# [課題 1]
下記のジェブ・スチュアートに関する本文のうち、「スチュアートは部隊につかの間」を含む箇所から始め、「ダンを迎撃する準備に入った。」の直後で止めて、その範囲を一字一句変えずに書き写してください。
# [課題 2]
下記のジェブ・スチュアートに関する本文を、その最後の文に続けて書き継いでください。

# [本文]
※
Rock of Ages ― 2011/07/28 21:02
1864年5月9日、シェリダン率いる北軍騎兵10,000がグラントの本隊を離れ、一路リッチモンドを目指したことを知ると、ただちに南軍の騎兵隊長ジェブ・スチュアート少将は、配下の3師団を吸収しつつ、その後を追った。
9日も暮れた頃、シェリダンらは南軍の補給基地であるビーバー・ダム駅を急襲し、南軍の資材,医薬品などを焼き払い、さらにリッチモンドへと兵を進めた。
スチュアートがビーバー・ダムに到着したのは、翌10日の朝で、北軍が去った直後だった。補給基地の損害状況とともに、スチュアートは自分の家族の消息を知らされた。妻のフローラと、子供たちがこのビーバー・ダムのとある家に滞在しているというのだ。
スチュアートは部隊につかの間の休憩を与え、自分は共を一人だけ連れて、フローラのもとに駆けつけた。彼は馬から下りることなく、そのままフローラにキスをして別れを告げると、ただちに部隊へ戻った。
その道すがら、普段快活なスチュアートが、黙り込んでいた。日頃、南部が戦争に負けるようなことがあれば、自分は生きていまいと陽気に語っていたスチュアートだが、この時はやや陰鬱だった。
やがてシェリダンの動向情報が入り始めると、相変わらず北軍はリッチモンドへ向かっていることが分かった。スチュアートは配下の1師団をそのままシェリダンを追うルートを取らせ、自分はフィッツヒュー・リー(ロバート・E・リーの甥。スチュアートとは同年代の親友でもある)の師団とともに、南に回り込んで、シェリダンを迎撃する準備に入った。
10日の夜はトイラーズヴィルで休息し、翌11日朝、スチュアートは行軍を再開した。前年からスチュアートの副官を務めてるヘンリー・マクレラン(北軍の元ポトマック軍司令官,ジョージ・マクレランの従弟)は、この日の朝、スチュアートがいつになく沈んだ様子だったと記憶している。
やがてスチュアートはリッチモンド郊外のイエロータバン付近に到着し、リッチモンドへシェリダンの襲来に備えるように伝令を飛ばした。もっとも、10,000という大軍とは言え、騎兵だけで一都市を落とせるとは考えにくい。ともあれ、スチュアートはいかに数的に不利でも、ここでシェリダンを防ぎ止める心づもりだった。
イエロータバン付近での、南北両軍騎兵同士の衝突は、11日の正午ごろから始まった。何度も南軍が北軍を跳ね返したが、シェリダンは繰り返し攻撃を仕掛けた。スチュアートは、北軍騎兵だけでリッチモンドに傷を与えることは出来ない以上、シェリダンはこのイエロータバンに執着するはずがないと思っていたが、シェリダン当人の認識は違った。
※
# [提供資料]
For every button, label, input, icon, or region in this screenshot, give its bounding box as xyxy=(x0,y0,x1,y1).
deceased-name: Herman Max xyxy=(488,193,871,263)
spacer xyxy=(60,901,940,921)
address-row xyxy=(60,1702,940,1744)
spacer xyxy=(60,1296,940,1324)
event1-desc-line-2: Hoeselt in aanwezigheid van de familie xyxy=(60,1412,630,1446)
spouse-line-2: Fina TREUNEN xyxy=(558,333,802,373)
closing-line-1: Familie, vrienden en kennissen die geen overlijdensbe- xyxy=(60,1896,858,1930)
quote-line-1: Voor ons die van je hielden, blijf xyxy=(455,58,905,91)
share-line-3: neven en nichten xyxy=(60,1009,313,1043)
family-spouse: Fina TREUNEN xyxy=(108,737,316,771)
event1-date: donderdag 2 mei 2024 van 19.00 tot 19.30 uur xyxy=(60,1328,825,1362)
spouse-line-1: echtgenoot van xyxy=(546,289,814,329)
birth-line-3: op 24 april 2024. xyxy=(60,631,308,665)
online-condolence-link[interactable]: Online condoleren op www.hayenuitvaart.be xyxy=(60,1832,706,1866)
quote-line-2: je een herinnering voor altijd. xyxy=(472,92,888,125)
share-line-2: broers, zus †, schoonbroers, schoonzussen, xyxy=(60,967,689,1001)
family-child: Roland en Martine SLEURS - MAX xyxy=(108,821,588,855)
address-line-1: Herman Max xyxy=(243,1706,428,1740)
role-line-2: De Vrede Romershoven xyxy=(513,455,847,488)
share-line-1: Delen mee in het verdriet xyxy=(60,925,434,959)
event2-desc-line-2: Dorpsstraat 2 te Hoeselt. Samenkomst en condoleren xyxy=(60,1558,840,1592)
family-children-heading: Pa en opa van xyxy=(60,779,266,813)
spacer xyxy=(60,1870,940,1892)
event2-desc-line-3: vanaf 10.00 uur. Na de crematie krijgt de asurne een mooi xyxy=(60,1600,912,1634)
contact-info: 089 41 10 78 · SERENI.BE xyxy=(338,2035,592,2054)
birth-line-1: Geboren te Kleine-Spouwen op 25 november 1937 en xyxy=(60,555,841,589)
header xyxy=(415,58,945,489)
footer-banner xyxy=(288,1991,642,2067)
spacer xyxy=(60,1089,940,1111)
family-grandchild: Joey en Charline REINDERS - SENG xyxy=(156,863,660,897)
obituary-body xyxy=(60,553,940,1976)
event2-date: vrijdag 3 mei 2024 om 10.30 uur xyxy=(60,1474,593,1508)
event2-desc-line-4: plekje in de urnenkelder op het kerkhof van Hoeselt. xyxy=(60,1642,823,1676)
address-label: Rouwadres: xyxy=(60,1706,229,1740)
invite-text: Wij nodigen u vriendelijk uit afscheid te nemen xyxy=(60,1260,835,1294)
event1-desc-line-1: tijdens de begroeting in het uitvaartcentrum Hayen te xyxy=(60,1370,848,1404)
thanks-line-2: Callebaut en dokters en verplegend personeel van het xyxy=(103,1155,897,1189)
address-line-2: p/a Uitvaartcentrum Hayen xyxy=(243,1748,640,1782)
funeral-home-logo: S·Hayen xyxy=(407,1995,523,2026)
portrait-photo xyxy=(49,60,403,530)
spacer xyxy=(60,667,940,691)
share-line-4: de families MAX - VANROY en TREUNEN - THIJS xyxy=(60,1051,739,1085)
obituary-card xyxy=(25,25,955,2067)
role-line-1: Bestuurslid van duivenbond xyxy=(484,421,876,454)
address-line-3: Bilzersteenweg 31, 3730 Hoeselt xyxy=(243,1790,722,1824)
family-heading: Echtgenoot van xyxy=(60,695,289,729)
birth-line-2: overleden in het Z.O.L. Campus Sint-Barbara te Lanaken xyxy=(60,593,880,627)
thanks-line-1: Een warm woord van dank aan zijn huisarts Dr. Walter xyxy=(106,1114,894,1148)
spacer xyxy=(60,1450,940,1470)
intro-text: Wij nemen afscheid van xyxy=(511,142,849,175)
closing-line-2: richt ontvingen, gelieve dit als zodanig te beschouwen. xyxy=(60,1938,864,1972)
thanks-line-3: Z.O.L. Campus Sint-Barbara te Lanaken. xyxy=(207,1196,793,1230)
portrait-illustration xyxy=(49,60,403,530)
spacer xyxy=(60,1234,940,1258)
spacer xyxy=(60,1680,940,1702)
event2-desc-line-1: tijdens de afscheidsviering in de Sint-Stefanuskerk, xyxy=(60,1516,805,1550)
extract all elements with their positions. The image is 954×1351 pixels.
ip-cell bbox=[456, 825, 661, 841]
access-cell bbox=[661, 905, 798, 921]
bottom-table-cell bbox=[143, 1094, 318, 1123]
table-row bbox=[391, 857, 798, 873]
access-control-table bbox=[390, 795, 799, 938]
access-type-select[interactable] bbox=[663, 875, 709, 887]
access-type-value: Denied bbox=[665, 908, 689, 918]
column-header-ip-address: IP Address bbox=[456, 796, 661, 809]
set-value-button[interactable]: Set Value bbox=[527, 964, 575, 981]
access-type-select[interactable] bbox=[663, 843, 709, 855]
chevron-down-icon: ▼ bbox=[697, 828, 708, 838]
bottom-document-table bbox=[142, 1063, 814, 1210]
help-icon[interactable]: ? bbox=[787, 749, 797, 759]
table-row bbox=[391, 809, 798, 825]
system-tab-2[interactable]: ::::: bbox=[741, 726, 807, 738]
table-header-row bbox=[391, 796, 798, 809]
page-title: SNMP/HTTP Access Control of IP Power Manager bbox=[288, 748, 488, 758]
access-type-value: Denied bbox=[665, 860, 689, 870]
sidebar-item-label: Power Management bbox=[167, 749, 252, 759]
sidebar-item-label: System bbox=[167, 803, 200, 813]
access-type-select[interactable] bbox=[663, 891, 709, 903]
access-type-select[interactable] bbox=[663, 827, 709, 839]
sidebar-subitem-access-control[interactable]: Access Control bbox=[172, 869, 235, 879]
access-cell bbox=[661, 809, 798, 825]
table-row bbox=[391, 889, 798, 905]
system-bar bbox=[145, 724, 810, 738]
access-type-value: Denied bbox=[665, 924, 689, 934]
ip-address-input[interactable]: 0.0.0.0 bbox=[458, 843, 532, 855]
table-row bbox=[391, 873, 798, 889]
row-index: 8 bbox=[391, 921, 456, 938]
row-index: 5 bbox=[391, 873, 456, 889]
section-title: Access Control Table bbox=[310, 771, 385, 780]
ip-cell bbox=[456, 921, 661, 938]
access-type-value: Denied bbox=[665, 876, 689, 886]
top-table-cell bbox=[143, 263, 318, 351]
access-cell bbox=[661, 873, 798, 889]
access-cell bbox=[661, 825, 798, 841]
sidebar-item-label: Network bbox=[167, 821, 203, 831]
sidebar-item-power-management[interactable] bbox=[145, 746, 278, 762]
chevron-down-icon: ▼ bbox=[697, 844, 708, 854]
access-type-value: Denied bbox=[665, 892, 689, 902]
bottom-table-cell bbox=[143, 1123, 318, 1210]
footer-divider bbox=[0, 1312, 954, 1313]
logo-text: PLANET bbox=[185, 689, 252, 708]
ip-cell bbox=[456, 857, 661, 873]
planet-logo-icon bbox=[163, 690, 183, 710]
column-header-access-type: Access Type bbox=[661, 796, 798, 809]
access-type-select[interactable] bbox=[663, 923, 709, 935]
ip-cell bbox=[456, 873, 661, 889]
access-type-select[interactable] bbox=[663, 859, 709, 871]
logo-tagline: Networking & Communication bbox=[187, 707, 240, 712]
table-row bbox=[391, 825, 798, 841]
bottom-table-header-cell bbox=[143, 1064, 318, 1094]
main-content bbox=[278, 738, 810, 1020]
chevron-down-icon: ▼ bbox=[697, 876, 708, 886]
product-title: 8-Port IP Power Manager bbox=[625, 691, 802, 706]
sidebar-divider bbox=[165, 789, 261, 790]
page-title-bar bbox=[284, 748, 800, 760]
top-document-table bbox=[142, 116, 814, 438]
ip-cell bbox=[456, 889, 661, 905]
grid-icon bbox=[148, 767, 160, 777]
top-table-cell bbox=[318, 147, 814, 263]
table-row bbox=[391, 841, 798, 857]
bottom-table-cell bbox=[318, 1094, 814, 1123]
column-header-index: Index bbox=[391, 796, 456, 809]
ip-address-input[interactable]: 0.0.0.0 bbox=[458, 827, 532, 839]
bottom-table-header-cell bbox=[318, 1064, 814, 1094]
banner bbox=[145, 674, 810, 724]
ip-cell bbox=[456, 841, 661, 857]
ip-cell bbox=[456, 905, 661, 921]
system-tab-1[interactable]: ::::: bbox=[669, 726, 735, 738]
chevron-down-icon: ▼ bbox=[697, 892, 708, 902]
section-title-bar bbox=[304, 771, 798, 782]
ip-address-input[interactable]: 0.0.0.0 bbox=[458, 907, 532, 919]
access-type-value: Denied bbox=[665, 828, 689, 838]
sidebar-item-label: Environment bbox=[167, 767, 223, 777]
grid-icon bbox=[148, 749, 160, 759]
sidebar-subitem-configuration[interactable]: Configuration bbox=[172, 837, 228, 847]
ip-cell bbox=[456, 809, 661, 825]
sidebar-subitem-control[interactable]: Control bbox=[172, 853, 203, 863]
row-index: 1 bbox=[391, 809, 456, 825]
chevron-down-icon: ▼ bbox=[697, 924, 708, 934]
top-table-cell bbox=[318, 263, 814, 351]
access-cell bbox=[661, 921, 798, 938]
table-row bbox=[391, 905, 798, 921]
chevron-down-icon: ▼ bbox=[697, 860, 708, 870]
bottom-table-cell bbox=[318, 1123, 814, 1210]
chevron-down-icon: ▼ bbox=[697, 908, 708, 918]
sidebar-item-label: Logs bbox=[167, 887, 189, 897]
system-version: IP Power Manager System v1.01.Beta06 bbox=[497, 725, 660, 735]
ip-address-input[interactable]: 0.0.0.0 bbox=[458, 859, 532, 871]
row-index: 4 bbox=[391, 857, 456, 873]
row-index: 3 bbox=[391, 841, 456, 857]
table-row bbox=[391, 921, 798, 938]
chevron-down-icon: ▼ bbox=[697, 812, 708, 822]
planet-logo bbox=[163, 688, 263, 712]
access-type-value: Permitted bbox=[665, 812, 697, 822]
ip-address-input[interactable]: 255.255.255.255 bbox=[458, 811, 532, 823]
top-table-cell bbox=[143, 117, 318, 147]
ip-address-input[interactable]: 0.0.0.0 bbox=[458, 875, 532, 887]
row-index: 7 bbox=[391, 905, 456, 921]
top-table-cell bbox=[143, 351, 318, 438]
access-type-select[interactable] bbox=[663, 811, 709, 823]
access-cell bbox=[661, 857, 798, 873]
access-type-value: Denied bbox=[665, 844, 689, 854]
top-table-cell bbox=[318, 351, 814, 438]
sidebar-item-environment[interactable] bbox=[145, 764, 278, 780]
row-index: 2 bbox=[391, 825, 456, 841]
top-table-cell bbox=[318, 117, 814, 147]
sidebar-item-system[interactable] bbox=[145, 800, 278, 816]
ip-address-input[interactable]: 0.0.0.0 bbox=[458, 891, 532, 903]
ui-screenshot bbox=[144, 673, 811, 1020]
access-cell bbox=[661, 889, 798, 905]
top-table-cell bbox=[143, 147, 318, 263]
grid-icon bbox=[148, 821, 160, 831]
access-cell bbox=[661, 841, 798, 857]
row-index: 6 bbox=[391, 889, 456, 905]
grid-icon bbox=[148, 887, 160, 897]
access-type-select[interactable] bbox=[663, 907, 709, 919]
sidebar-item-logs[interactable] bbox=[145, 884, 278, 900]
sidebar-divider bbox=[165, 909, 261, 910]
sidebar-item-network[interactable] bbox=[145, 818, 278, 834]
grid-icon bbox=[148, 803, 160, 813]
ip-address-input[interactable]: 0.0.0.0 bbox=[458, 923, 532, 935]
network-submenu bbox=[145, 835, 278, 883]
※
# [回答 1]
スチュアートは部隊につかの間の休憩を与え、自分は共を一人だけ連れて、フローラのもとに駆けつけた。彼は馬から下りることなく、そのままフローラにキスをして別れを告げると、ただちに部隊へ戻った。
その道すがら、普段快活なスチュアートが、黙り込んでいた。日頃、南部が戦争に負けるようなことがあれば、自分は生きていまいと陽気に語っていたスチュアートだが、この時はやや陰鬱だった。
やがてシェリダンの動向情報が入り始めると、相変わらず北軍はリッチモンドへ向かっていることが分かった。スチュアートは配下の1師団をそのままシェリダンを追うルートを取らせ、自分はフィッツヒュー・リー(ロバート・E・リーの甥。スチュアートとは同年代の親友でもある)の師団とともに、南に回り込んで、シェリダンを迎撃する準備に入った。

# [回答 2]
シェリダンの目標はリッチモンドよりも、むしろスチュアートのその人だった。
戦闘は数時間続き、午後4時頃、スチュアートはまだ自軍を鼓舞しながらシェリダンの攻撃を防いでいた。北軍部隊は退却しつつあったが、その中の一人が44口径のピストルを発砲し、スチュアートの右脇腹に命中した。撃った男は結果を見ずに逃げていたので、彼が意図的にスチュアートを狙ったのかどうかは判然としない。
スチュアートの帽子が落ち、彼は脇腹を押さえ込んだが、かろうじて落馬だけはしなかった。配下の騎兵たちがすぐに将軍の負傷に気付き、スチュアートを囲んだ。スチュアートは、彼らに指示した。
「(フィッツヒュー・)リー将軍と、ドクター・フォンテインに、すぐ来るように伝えるんだ。」
スチュアートが後送されたところに、フィッツヒュー・リーが到着した。
「行くんだ、フィッツ。お前ならできる!」
こうして、指揮権はリーに移り、スチュアートは戦列を離れた。道々、南軍兵士を励ましながらだが、そんな中で彼は部下の一人に尋ねた。
「なぁ、俺の顔色はどうだ?」
「いつもの通りです、将軍。大丈夫ですよ。」
「さぁ、どうかな。神が俺の命をお召しになるというなら、心の準備はできている。」
ドクター・フォンテインは経験から、スチュアートは助かるまいと思った。とにかく、彼をリッチモンドに運び、グレイス・ストリートにある、スチュアートの親戚にあたるドクター・ブリューワー宅へ運び込んだ。
すぐに、ビーバー・ダムに居る妻のフローラに知らせるよう手配されたが、シェリダンの破壊によって電信が不通になり、さらに騎兵の戦闘のため、彼女が夫の元に駆けつけるには時間がかかった。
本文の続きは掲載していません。